======== Entries supplied ========

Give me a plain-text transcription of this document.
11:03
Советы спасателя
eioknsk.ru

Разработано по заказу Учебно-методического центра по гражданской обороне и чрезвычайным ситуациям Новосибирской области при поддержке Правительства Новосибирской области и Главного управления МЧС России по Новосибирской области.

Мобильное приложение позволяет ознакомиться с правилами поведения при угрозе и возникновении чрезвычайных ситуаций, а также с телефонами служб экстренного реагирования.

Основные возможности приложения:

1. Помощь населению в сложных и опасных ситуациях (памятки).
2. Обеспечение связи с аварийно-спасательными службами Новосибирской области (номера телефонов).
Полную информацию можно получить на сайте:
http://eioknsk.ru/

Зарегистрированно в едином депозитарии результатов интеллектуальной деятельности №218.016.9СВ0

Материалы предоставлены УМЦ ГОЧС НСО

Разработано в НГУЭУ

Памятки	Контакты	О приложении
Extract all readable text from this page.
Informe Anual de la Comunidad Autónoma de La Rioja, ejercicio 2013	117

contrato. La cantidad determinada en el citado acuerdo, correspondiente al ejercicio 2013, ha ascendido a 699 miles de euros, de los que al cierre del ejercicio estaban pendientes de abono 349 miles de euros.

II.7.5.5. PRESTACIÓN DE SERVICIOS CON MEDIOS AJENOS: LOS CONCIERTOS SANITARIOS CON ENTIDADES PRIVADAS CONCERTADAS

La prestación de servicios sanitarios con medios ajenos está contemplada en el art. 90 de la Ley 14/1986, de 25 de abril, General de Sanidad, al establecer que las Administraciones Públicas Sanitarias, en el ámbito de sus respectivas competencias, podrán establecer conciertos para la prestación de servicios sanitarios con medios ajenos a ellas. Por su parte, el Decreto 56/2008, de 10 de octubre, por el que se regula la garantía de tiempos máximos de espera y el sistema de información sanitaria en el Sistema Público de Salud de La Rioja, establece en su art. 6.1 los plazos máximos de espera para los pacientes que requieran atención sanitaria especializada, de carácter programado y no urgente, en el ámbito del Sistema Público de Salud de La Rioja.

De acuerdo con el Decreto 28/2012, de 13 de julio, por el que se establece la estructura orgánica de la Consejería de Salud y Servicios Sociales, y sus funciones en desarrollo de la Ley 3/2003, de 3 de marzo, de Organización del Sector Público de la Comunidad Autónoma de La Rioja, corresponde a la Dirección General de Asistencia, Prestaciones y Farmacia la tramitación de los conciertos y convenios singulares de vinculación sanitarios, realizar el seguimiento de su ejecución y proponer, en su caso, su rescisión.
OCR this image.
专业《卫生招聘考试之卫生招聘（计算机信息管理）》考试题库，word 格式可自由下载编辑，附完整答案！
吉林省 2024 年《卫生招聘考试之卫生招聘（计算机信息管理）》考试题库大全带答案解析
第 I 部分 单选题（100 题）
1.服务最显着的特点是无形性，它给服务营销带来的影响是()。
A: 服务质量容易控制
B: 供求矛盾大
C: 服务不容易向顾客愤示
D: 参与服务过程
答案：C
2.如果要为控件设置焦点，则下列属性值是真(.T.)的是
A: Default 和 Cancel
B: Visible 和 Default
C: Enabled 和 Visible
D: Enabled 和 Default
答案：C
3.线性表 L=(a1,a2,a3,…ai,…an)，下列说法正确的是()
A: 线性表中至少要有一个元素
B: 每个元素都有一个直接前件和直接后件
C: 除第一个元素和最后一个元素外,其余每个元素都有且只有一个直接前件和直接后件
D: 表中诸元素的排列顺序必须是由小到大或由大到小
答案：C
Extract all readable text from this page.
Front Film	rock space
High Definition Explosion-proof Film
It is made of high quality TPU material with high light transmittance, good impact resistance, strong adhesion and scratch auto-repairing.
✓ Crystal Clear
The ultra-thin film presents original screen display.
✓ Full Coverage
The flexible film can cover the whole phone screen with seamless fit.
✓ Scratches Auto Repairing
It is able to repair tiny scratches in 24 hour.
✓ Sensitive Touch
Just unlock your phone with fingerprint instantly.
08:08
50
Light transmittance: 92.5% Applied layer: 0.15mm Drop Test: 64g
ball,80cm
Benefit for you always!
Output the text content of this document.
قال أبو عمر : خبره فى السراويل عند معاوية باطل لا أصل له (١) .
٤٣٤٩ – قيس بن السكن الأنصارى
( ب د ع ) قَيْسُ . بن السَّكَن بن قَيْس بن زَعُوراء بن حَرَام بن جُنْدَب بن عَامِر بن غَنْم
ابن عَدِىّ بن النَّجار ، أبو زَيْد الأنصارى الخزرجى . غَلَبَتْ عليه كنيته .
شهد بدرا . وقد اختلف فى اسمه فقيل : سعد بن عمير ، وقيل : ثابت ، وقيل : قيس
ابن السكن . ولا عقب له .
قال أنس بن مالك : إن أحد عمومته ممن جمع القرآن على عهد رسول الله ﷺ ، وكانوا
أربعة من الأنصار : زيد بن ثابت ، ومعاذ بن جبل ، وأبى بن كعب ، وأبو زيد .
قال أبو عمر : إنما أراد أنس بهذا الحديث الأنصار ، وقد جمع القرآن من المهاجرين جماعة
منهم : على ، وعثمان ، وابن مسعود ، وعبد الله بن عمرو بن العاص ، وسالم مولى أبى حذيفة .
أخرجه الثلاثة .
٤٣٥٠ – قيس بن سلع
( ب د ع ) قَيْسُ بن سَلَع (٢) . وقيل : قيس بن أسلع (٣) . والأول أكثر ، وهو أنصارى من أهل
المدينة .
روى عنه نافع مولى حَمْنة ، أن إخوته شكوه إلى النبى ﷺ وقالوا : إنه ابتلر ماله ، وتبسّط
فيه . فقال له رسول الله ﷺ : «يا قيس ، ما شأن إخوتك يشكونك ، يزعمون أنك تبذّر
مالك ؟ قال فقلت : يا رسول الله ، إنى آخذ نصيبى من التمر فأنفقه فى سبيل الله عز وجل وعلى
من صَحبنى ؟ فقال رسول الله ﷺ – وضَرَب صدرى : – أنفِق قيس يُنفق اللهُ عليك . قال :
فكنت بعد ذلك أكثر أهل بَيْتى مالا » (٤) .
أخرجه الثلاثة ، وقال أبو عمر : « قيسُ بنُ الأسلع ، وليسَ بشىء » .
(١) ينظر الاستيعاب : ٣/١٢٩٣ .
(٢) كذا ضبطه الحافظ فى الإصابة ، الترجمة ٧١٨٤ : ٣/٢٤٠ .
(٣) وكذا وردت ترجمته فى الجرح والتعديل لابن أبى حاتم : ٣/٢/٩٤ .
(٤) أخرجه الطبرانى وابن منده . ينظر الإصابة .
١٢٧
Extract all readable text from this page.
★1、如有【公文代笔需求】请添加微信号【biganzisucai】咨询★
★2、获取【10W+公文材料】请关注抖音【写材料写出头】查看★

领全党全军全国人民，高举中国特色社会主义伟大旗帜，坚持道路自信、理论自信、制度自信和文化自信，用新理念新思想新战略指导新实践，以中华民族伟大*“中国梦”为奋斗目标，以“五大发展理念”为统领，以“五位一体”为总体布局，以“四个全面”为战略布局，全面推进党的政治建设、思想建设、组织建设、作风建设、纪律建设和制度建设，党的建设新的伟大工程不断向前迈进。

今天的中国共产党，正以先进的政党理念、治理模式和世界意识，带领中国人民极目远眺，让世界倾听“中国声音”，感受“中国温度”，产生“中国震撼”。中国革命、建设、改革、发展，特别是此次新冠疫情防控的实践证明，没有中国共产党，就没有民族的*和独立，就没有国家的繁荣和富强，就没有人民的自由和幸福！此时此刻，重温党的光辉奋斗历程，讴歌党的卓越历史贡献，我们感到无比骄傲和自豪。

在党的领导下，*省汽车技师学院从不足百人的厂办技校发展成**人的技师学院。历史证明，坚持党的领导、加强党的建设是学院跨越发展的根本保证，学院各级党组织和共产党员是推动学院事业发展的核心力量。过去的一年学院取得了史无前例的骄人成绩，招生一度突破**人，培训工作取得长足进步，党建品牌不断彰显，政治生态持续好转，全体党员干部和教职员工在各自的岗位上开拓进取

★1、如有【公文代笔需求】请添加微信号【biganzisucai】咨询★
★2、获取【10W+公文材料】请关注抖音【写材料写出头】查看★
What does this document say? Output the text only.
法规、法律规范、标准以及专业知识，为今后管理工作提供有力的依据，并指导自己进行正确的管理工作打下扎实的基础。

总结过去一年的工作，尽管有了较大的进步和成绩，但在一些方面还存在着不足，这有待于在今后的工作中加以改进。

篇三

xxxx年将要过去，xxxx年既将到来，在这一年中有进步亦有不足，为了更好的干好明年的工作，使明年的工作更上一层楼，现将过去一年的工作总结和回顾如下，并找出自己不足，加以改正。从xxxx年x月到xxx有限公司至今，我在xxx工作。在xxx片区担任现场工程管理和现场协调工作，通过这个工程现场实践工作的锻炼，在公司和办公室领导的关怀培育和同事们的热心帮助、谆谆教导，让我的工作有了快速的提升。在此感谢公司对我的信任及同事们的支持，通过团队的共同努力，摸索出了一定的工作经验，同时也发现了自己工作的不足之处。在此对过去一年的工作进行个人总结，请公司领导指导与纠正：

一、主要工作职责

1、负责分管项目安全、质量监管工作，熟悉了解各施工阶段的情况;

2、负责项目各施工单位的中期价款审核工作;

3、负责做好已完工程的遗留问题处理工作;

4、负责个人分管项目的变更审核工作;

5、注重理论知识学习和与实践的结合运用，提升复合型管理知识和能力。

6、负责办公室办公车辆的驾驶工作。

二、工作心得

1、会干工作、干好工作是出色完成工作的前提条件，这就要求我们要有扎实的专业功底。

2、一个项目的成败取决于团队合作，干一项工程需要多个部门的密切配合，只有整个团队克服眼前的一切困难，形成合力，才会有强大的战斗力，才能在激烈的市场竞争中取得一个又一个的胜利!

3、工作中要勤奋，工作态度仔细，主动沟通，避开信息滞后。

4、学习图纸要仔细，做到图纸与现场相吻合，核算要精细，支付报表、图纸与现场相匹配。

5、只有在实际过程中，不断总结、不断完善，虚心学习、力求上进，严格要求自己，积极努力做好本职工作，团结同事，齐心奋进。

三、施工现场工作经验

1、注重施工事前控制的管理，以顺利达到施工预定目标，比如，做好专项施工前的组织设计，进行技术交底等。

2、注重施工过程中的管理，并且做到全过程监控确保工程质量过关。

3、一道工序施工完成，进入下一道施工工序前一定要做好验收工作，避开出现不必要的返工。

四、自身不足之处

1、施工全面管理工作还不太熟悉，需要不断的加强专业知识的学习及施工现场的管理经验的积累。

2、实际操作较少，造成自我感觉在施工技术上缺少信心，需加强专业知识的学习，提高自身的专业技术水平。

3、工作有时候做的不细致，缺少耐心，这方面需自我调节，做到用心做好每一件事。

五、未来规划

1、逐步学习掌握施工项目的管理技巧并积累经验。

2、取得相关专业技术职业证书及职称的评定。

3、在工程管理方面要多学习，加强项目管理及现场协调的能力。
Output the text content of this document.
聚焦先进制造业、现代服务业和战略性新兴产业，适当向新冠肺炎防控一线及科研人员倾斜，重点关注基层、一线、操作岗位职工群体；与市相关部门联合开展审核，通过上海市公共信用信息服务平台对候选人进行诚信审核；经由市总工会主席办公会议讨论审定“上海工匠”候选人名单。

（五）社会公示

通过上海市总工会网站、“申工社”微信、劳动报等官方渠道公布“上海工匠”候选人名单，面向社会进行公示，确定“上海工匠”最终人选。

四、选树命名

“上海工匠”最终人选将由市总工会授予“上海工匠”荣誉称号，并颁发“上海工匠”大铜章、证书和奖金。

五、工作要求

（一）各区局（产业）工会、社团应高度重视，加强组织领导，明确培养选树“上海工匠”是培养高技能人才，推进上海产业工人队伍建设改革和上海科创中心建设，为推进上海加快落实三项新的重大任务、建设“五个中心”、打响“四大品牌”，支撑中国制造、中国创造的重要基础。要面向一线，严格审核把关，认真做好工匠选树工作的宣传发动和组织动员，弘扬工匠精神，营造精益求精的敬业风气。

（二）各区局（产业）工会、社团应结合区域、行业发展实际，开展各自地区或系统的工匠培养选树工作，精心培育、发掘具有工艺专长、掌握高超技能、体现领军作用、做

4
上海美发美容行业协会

========

Scan the material above for the string "الأنصارى" and report each line where you find it.

● **Solved problem**
٤٣٤٩ – قيس بن السكن الأنصارى
ابن عَدِىّ بن النَّجار ، أبو زَيْد الأنصارى الخزرجى . غَلَبَتْ عليه كنيته .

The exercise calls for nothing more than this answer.